What lines of the data include the string "text"? Copy them all.
((
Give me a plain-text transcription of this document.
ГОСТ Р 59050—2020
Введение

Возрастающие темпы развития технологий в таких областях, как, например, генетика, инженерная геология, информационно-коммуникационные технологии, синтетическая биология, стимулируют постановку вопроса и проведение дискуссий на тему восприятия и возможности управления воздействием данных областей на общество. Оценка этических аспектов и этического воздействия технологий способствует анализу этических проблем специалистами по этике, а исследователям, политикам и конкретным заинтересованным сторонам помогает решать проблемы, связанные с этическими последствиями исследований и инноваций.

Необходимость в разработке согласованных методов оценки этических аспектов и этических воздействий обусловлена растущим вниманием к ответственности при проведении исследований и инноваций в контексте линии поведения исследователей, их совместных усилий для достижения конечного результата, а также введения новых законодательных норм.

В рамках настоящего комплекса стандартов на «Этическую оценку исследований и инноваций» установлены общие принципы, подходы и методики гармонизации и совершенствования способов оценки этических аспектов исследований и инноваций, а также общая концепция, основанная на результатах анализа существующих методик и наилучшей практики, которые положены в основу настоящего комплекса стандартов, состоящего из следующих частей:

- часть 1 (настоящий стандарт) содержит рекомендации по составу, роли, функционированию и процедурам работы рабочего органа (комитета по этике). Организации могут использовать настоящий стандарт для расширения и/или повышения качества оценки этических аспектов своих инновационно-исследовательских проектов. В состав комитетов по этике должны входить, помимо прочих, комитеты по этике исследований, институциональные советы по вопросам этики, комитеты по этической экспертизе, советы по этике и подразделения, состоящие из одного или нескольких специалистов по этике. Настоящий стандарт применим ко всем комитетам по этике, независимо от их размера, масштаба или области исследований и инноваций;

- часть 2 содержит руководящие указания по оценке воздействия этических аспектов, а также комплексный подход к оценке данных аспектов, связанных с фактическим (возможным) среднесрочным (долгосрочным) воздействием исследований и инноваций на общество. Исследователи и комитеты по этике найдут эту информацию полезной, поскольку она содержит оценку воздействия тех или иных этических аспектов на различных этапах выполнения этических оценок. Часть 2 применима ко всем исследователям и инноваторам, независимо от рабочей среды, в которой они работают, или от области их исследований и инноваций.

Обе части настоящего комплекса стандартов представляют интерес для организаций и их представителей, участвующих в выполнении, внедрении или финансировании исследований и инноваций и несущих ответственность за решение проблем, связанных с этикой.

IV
))
((
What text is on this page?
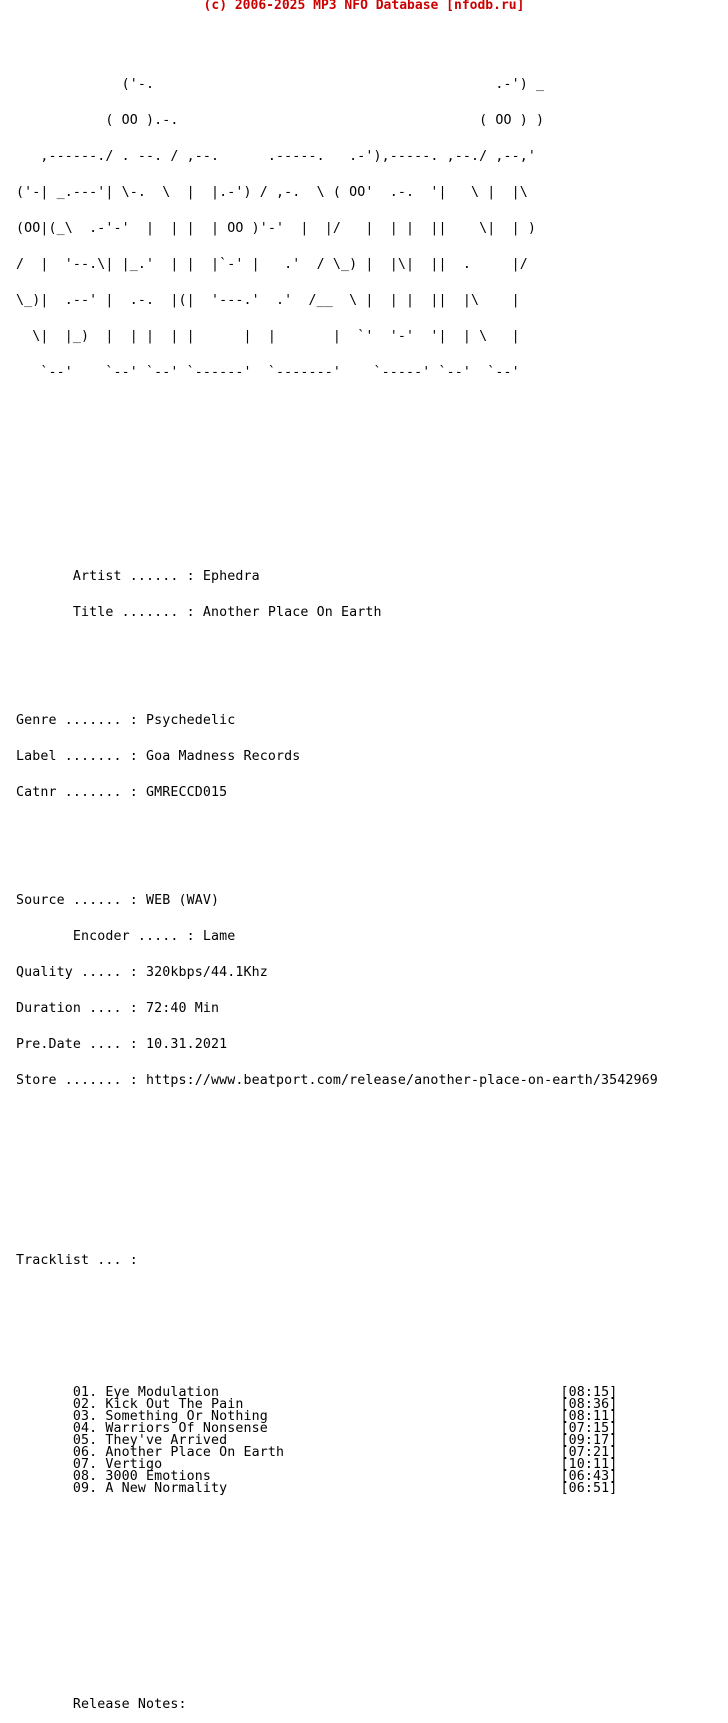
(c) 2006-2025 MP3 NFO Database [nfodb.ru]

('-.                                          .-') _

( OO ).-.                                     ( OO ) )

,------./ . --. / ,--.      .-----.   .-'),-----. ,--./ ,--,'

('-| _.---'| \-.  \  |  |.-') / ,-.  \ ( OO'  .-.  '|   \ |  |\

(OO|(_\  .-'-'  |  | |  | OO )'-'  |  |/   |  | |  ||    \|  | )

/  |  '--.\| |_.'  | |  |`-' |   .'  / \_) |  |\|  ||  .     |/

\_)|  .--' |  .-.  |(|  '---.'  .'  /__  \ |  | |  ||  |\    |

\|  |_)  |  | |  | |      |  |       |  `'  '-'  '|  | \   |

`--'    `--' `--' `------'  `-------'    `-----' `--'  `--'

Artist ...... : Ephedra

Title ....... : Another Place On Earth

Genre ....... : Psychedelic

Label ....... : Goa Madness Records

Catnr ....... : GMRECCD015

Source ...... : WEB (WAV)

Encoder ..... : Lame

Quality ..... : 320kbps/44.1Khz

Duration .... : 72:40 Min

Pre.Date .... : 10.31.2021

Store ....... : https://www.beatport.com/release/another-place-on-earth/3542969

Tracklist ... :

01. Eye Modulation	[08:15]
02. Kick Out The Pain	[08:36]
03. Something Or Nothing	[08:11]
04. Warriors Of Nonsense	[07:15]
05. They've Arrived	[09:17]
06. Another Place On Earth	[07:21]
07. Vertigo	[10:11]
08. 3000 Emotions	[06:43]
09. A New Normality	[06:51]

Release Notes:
))
((
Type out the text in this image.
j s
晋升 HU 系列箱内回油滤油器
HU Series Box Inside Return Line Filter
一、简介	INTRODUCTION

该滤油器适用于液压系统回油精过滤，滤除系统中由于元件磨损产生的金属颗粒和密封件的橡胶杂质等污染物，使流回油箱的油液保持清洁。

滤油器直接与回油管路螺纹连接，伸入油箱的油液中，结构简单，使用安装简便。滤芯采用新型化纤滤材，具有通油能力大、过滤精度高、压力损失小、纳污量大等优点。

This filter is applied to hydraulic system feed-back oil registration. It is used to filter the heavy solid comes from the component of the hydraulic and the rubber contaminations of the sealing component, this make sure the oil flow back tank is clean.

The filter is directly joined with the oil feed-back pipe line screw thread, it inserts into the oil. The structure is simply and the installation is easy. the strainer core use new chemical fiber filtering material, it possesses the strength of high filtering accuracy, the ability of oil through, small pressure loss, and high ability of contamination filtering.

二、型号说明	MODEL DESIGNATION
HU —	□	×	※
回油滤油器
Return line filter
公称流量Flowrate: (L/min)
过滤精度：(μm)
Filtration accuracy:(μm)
))
**Solution to this problem:**
Give me a plain-text transcription of this document.
What text is on this page?
Type out the text in this image.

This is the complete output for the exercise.